Copy everything in the data below exactly except the pictures.
◇ ◇ ◇ ◇ ◇
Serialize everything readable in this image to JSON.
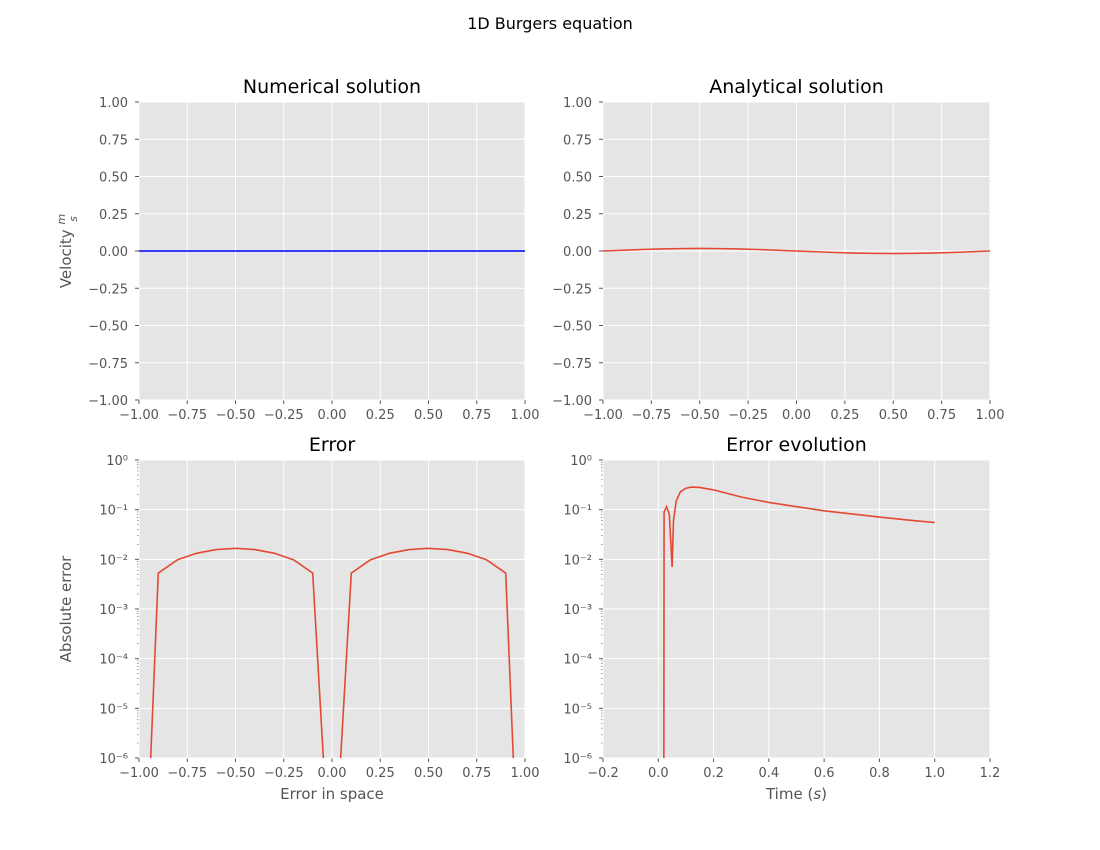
{
  "figure": {
    "suptitle": "1D Burgers equation"
  },
  "colors": {
    "panel_bg": "#e5e5e5",
    "grid": "#ffffff",
    "tick_text": "#555555",
    "numerical_line": "#0000ff",
    "red_line": "#e24a33"
  },
  "chart_data": [
    {
      "type": "line",
      "title": "Numerical solution",
      "xlabel": "",
      "ylabel": "Velocity m/s",
      "xlim": [
        -1.0,
        1.0
      ],
      "ylim": [
        -1.0,
        1.0
      ],
      "x_ticks": [
        "−1.00",
        "−0.75",
        "−0.50",
        "−0.25",
        "0.00",
        "0.25",
        "0.50",
        "0.75",
        "1.00"
      ],
      "y_ticks": [
        "−1.00",
        "−0.75",
        "−0.50",
        "−0.25",
        "0.00",
        "0.25",
        "0.50",
        "0.75",
        "1.00"
      ],
      "grid": true,
      "series": [
        {
          "color": "#0000ff",
          "x": [
            -1.0,
            1.0
          ],
          "y": [
            0.0,
            0.0
          ]
        }
      ]
    },
    {
      "type": "line",
      "title": "Analytical solution",
      "xlabel": "",
      "ylabel": "",
      "xlim": [
        -1.0,
        1.0
      ],
      "ylim": [
        -1.0,
        1.0
      ],
      "x_ticks": [
        "−1.00",
        "−0.75",
        "−0.50",
        "−0.25",
        "0.00",
        "0.25",
        "0.50",
        "0.75",
        "1.00"
      ],
      "y_ticks": [
        "−1.00",
        "−0.75",
        "−0.50",
        "−0.25",
        "0.00",
        "0.25",
        "0.50",
        "0.75",
        "1.00"
      ],
      "grid": true,
      "series": [
        {
          "color": "#e24a33",
          "x": [
            -1.0,
            -0.9,
            -0.8,
            -0.7,
            -0.6,
            -0.5,
            -0.4,
            -0.3,
            -0.2,
            -0.1,
            0.0,
            0.1,
            0.2,
            0.3,
            0.4,
            0.5,
            0.6,
            0.7,
            0.8,
            0.9,
            1.0
          ],
          "y": [
            0.0,
            0.005,
            0.01,
            0.014,
            0.016,
            0.017,
            0.016,
            0.014,
            0.01,
            0.005,
            0.0,
            -0.005,
            -0.01,
            -0.014,
            -0.016,
            -0.017,
            -0.016,
            -0.014,
            -0.01,
            -0.005,
            0.0
          ]
        }
      ]
    },
    {
      "type": "line",
      "title": "Error",
      "xlabel": "Error in space",
      "ylabel": "Absolute error",
      "xlim": [
        -1.0,
        1.0
      ],
      "ylim": [
        1e-06,
        1
      ],
      "y_scale": "log",
      "x_ticks": [
        "−1.00",
        "−0.75",
        "−0.50",
        "−0.25",
        "0.00",
        "0.25",
        "0.50",
        "0.75",
        "1.00"
      ],
      "y_ticks": [
        "10⁻⁶",
        "10⁻⁵",
        "10⁻⁴",
        "10⁻³",
        "10⁻²",
        "10⁻¹",
        "10⁰"
      ],
      "grid": true,
      "series": [
        {
          "color": "#e24a33",
          "x": [
            -0.95,
            -0.9,
            -0.8,
            -0.7,
            -0.6,
            -0.5,
            -0.4,
            -0.3,
            -0.2,
            -0.1,
            -0.03,
            0.03,
            0.1,
            0.2,
            0.3,
            0.4,
            0.5,
            0.6,
            0.7,
            0.8,
            0.9,
            0.95
          ],
          "y": [
            1e-07,
            0.0053,
            0.0098,
            0.0133,
            0.0157,
            0.0167,
            0.0157,
            0.0133,
            0.0098,
            0.0053,
            1e-07,
            1e-07,
            0.0053,
            0.0098,
            0.0133,
            0.0157,
            0.0167,
            0.0157,
            0.0133,
            0.0098,
            0.0053,
            1e-07
          ]
        }
      ]
    },
    {
      "type": "line",
      "title": "Error evolution",
      "xlabel": "Time (s)",
      "ylabel": "",
      "xlim": [
        -0.2,
        1.2
      ],
      "ylim": [
        1e-06,
        1
      ],
      "y_scale": "log",
      "x_ticks": [
        "−0.2",
        "0.0",
        "0.2",
        "0.4",
        "0.6",
        "0.8",
        "1.0",
        "1.2"
      ],
      "y_ticks": [
        "10⁻⁶",
        "10⁻⁵",
        "10⁻⁴",
        "10⁻³",
        "10⁻²",
        "10⁻¹",
        "10⁰"
      ],
      "grid": true,
      "series": [
        {
          "color": "#e24a33",
          "x": [
            0.02,
            0.021,
            0.03,
            0.04,
            0.05,
            0.055,
            0.065,
            0.08,
            0.1,
            0.12,
            0.15,
            0.2,
            0.3,
            0.4,
            0.5,
            0.6,
            0.7,
            0.8,
            0.9,
            1.0
          ],
          "y": [
            1e-07,
            0.09,
            0.115,
            0.08,
            0.007,
            0.06,
            0.15,
            0.23,
            0.27,
            0.285,
            0.28,
            0.25,
            0.18,
            0.14,
            0.115,
            0.095,
            0.082,
            0.071,
            0.062,
            0.055
          ]
        }
      ]
    }
  ]
}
◇ ◇ ◇ ◇ ◇
● **Finished exercise**:
Serialize everything readable in this image to JSON.
{
  "figure": {
    "suptitle": "1D Burgers equation"
  },
  "colors": {
    "panel_bg": "#e5e5e5",
    "grid": "#ffffff",
    "tick_text": "#555555",
    "numerical_line": "#0000ff",
    "red_line": "#e24a33"
  },
  "chart_data": [
    {
      "type": "line",
      "title": "Numerical solution",
      "xlabel": "",
      "ylabel": "Velocity m/s",
      "xlim": [
        -1.0,
        1.0
      ],
      "ylim": [
        -1.0,
        1.0
      ],
      "x_ticks": [
        "−1.00",
        "−0.75",
        "−0.50",
        "−0.25",
        "0.00",
        "0.25",
        "0.50",
        "0.75",
        "1.00"
      ],
      "y_ticks": [
        "−1.00",
        "−0.75",
        "−0.50",
        "−0.25",
        "0.00",
        "0.25",
        "0.50",
        "0.75",
        "1.00"
      ],
      "grid": true,
      "series": [
        {
          "color": "#0000ff",
          "x": [
            -1.0,
            1.0
          ],
          "y": [
            0.0,
            0.0
          ]
        }
      ]
    },
    {
      "type": "line",
      "title": "Analytical solution",
      "xlabel": "",
      "ylabel": "",
      "xlim": [
        -1.0,
        1.0
      ],
      "ylim": [
        -1.0,
        1.0
      ],
      "x_ticks": [
        "−1.00",
        "−0.75",
        "−0.50",
        "−0.25",
        "0.00",
        "0.25",
        "0.50",
        "0.75",
        "1.00"
      ],
      "y_ticks": [
        "−1.00",
        "−0.75",
        "−0.50",
        "−0.25",
        "0.00",
        "0.25",
        "0.50",
        "0.75",
        "1.00"
      ],
      "grid": true,
      "series": [
        {
          "color": "#e24a33",
          "x": [
            -1.0,
            -0.9,
            -0.8,
            -0.7,
            -0.6,
            -0.5,
            -0.4,
            -0.3,
            -0.2,
            -0.1,
            0.0,
            0.1,
            0.2,
            0.3,
            0.4,
            0.5,
            0.6,
            0.7,
            0.8,
            0.9,
            1.0
          ],
          "y": [
            0.0,
            0.005,
            0.01,
            0.014,
            0.016,
            0.017,
            0.016,
            0.014,
            0.01,
            0.005,
            0.0,
            -0.005,
            -0.01,
            -0.014,
            -0.016,
            -0.017,
            -0.016,
            -0.014,
            -0.01,
            -0.005,
            0.0
          ]
        }
      ]
    },
    {
      "type": "line",
      "title": "Error",
      "xlabel": "Error in space",
      "ylabel": "Absolute error",
      "xlim": [
        -1.0,
        1.0
      ],
      "ylim": [
        1e-06,
        1
      ],
      "y_scale": "log",
      "x_ticks": [
        "−1.00",
        "−0.75",
        "−0.50",
        "−0.25",
        "0.00",
        "0.25",
        "0.50",
        "0.75",
        "1.00"
      ],
      "y_ticks": [
        "10⁻⁶",
        "10⁻⁵",
        "10⁻⁴",
        "10⁻³",
        "10⁻²",
        "10⁻¹",
        "10⁰"
      ],
      "grid": true,
      "series": [
        {
          "color": "#e24a33",
          "x": [
            -0.95,
            -0.9,
            -0.8,
            -0.7,
            -0.6,
            -0.5,
            -0.4,
            -0.3,
            -0.2,
            -0.1,
            -0.03,
            0.03,
            0.1,
            0.2,
            0.3,
            0.4,
            0.5,
            0.6,
            0.7,
            0.8,
            0.9,
            0.95
          ],
          "y": [
            1e-07,
            0.0053,
            0.0098,
            0.0133,
            0.0157,
            0.0167,
            0.0157,
            0.0133,
            0.0098,
            0.0053,
            1e-07,
            1e-07,
            0.0053,
            0.0098,
            0.0133,
            0.0157,
            0.0167,
            0.0157,
            0.0133,
            0.0098,
            0.0053,
            1e-07
          ]
        }
      ]
    },
    {
      "type": "line",
      "title": "Error evolution",
      "xlabel": "Time (s)",
      "ylabel": "",
      "xlim": [
        -0.2,
        1.2
      ],
      "ylim": [
        1e-06,
        1
      ],
      "y_scale": "log",
      "x_ticks": [
        "−0.2",
        "0.0",
        "0.2",
        "0.4",
        "0.6",
        "0.8",
        "1.0",
        "1.2"
      ],
      "y_ticks": [
        "10⁻⁶",
        "10⁻⁵",
        "10⁻⁴",
        "10⁻³",
        "10⁻²",
        "10⁻¹",
        "10⁰"
      ],
      "grid": true,
      "series": [
        {
          "color": "#e24a33",
          "x": [
            0.02,
            0.021,
            0.03,
            0.04,
            0.05,
            0.055,
            0.065,
            0.08,
            0.1,
            0.12,
            0.15,
            0.2,
            0.3,
            0.4,
            0.5,
            0.6,
            0.7,
            0.8,
            0.9,
            1.0
          ],
          "y": [
            1e-07,
            0.09,
            0.115,
            0.08,
            0.007,
            0.06,
            0.15,
            0.23,
            0.27,
            0.285,
            0.28,
            0.25,
            0.18,
            0.14,
            0.115,
            0.095,
            0.082,
            0.071,
            0.062,
            0.055
          ]
        }
      ]
    }
  ]
}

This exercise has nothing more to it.